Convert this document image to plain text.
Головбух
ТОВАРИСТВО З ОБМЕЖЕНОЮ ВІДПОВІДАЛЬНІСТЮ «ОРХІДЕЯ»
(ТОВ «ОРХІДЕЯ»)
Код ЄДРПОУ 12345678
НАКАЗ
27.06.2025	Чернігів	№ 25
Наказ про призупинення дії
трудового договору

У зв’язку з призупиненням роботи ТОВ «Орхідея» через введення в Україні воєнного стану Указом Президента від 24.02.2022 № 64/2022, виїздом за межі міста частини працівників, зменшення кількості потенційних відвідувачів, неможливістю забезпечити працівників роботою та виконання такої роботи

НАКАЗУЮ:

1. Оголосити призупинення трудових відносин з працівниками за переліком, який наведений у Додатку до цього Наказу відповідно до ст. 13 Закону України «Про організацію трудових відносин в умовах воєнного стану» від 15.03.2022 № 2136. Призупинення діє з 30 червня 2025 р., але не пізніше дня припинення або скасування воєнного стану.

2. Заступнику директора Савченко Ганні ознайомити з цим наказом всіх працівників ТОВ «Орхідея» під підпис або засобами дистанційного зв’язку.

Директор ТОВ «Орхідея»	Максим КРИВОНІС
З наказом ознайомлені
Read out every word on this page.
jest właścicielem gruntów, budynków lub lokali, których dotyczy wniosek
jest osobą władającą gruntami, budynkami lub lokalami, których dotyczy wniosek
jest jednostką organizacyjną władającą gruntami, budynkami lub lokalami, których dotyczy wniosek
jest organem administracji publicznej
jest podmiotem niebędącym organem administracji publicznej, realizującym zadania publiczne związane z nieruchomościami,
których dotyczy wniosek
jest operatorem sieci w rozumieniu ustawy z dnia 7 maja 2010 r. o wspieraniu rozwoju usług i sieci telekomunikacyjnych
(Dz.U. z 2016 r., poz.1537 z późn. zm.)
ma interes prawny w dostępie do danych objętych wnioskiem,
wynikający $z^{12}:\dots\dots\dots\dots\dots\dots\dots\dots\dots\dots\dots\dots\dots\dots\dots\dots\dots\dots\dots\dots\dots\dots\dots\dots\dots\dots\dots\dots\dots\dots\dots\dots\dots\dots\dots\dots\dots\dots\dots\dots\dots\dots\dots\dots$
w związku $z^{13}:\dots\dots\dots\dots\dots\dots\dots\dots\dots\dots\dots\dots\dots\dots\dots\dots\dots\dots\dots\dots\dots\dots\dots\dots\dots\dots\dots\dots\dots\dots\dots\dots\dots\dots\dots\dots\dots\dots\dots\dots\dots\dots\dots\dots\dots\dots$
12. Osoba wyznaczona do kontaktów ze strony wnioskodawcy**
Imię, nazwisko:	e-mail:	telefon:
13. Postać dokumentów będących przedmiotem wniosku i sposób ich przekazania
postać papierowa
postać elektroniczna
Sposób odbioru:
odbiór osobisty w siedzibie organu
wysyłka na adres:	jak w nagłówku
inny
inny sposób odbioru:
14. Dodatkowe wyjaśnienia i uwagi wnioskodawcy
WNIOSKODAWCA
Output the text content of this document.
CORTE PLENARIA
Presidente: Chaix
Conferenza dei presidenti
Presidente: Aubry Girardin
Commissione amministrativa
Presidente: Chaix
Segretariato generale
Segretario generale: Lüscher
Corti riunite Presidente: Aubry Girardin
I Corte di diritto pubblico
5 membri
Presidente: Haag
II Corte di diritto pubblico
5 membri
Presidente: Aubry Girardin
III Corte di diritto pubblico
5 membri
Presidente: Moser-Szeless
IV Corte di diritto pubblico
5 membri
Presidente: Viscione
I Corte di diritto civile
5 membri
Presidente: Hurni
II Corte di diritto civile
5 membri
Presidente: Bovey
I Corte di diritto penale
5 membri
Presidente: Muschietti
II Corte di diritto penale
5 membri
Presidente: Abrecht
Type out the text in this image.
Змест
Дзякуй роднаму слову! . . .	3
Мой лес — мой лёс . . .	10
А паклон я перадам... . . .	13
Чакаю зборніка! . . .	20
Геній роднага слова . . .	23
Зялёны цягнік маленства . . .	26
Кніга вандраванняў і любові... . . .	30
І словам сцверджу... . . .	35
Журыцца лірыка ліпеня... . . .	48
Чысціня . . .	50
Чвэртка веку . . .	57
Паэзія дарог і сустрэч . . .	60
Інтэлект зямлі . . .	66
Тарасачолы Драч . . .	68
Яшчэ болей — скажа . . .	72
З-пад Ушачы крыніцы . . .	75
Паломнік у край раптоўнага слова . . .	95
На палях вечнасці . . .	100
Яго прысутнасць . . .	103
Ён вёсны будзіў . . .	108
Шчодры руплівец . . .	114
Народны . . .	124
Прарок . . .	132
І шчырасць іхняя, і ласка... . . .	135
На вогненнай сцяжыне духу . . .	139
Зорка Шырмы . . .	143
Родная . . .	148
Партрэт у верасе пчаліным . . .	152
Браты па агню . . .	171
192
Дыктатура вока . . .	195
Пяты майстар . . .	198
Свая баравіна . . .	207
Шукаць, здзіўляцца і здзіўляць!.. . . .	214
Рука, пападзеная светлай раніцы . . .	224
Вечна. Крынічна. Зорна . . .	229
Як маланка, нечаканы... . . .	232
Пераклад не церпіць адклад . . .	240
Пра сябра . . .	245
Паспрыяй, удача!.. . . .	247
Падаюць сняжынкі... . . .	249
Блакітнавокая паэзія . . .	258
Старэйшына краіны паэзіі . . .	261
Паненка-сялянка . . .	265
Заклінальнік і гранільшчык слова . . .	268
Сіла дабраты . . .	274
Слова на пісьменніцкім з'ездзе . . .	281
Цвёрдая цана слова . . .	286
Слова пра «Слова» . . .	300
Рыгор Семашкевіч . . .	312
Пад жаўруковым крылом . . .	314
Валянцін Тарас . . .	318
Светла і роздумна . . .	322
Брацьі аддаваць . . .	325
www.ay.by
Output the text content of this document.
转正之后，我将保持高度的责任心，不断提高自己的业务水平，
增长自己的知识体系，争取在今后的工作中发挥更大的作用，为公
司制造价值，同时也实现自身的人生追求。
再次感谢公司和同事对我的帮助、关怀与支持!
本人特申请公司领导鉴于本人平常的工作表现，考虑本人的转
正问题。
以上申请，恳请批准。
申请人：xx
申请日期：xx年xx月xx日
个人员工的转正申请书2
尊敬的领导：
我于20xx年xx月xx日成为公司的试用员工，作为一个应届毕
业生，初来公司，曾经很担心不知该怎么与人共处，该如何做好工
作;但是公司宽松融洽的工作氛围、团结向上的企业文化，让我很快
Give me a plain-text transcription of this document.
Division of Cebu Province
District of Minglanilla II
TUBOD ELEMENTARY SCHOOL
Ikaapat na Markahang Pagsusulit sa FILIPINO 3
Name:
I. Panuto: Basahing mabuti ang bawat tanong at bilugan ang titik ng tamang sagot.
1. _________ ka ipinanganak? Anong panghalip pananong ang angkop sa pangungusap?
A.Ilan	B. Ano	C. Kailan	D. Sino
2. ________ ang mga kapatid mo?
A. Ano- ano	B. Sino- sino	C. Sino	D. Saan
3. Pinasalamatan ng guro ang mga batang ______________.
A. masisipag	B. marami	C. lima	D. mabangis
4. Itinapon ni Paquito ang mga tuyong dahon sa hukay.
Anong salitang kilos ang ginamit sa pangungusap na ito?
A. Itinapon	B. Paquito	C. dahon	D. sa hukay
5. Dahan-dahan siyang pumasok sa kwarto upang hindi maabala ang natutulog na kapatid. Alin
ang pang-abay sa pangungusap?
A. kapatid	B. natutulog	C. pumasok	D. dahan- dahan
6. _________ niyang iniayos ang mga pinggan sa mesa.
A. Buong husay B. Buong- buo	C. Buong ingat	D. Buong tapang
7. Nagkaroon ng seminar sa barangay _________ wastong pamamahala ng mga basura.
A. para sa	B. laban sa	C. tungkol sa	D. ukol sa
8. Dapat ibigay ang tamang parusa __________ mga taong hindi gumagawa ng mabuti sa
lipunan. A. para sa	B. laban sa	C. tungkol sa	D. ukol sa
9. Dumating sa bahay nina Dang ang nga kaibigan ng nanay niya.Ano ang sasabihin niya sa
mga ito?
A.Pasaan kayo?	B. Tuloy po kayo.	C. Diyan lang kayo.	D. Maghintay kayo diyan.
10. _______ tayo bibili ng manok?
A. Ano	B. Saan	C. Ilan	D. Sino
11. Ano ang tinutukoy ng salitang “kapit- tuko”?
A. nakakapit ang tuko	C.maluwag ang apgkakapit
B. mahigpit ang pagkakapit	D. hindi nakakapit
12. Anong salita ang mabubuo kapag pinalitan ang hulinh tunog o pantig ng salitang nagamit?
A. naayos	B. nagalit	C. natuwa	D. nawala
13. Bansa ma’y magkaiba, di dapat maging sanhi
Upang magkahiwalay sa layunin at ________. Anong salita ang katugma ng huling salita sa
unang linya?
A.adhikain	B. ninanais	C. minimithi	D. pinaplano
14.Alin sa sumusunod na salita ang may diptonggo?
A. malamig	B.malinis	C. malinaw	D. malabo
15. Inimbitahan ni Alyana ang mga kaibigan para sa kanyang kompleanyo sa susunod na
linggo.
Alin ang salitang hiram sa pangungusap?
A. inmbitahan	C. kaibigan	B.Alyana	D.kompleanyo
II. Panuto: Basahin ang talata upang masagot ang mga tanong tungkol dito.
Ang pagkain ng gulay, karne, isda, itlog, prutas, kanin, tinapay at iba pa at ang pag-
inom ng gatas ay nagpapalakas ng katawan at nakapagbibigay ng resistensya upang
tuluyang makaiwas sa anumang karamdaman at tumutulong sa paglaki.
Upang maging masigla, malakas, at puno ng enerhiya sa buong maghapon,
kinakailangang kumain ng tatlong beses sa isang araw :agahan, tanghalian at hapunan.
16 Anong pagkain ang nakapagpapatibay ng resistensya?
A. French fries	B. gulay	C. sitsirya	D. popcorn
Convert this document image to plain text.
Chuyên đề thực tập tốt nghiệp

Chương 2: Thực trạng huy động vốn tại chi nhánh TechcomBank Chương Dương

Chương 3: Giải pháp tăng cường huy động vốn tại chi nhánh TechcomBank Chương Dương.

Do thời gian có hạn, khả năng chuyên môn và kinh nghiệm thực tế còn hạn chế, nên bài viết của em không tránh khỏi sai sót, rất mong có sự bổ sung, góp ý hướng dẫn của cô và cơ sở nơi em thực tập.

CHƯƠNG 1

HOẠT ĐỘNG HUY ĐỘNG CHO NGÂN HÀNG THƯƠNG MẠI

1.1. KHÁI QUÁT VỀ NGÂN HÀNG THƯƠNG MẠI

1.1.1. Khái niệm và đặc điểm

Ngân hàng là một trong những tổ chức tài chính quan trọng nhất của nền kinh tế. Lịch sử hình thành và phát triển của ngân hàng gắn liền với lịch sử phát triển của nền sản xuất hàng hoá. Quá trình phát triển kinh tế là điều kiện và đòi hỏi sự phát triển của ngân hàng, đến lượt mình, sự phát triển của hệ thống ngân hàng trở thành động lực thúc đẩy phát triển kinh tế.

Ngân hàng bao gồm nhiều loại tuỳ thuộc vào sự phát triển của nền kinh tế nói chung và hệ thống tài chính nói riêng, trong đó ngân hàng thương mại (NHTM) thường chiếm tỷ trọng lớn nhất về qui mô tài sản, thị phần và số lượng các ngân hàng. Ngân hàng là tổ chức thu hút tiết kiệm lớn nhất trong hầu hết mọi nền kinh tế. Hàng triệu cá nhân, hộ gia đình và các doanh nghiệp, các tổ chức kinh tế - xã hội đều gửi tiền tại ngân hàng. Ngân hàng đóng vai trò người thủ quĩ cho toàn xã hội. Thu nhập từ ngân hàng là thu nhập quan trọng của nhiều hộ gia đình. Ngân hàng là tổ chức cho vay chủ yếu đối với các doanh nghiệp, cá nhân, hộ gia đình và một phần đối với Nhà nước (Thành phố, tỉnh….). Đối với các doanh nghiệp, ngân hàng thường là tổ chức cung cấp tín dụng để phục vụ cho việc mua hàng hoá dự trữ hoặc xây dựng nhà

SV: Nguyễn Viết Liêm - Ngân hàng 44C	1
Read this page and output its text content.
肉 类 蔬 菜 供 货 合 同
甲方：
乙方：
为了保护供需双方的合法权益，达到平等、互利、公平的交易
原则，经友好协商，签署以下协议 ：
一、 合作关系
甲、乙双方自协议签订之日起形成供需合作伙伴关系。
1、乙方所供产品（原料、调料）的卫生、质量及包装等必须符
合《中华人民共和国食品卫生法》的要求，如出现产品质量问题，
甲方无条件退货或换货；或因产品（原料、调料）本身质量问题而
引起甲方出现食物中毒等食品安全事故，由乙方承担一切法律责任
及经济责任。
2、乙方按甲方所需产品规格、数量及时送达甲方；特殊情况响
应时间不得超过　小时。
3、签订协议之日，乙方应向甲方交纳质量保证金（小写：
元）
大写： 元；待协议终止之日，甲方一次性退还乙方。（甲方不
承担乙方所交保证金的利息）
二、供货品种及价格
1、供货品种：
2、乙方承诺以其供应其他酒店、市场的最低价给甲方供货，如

Exercise description =
Select every line in the material above where the string "TechcomBank" occurs, and copy it.

Answer to this exercise =
Chương 2: Thực trạng huy động vốn tại chi nhánh TechcomBank Chương Dương
Chương 3: Giải pháp tăng cường huy động vốn tại chi nhánh TechcomBank Chương Dương.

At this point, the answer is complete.